*** The input

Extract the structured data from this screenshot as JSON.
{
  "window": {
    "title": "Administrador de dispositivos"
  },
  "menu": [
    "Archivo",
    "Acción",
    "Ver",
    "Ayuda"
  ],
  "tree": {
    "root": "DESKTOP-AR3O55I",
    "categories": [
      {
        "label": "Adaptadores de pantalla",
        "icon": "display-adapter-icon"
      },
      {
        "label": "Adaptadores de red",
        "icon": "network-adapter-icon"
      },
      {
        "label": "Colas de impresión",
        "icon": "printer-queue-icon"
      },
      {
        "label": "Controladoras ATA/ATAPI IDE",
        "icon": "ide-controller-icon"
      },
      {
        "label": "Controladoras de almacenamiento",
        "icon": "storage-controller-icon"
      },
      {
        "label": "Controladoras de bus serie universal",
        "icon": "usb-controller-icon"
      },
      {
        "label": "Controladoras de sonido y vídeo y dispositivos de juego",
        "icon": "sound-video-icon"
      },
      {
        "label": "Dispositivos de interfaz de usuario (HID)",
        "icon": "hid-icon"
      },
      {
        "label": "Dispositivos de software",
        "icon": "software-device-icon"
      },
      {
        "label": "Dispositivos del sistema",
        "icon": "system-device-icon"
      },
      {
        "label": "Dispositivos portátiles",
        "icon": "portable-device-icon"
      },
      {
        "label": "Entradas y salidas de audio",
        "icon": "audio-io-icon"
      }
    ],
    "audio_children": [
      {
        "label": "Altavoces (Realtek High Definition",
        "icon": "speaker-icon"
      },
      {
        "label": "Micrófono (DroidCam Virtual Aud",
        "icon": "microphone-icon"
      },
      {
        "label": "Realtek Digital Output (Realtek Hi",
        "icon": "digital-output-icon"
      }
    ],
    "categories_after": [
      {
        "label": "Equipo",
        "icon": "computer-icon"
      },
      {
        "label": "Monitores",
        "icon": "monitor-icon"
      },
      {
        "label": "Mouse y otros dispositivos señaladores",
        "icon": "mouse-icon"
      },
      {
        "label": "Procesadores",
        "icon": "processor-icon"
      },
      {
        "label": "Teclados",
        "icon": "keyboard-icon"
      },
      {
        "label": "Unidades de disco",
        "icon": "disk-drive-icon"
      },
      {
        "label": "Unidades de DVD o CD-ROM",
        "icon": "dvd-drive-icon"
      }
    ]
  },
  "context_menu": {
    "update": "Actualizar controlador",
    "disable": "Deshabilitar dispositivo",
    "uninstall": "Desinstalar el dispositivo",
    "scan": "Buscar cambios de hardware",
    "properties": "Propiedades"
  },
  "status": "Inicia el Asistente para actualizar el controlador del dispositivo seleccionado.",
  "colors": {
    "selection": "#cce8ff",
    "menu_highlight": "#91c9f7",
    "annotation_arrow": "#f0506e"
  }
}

******

• _Task details_: Pull out every line above that holds the word "adapter".

• _Complete output_:
        "icon": "display-adapter-icon"
        "icon": "network-adapter-icon"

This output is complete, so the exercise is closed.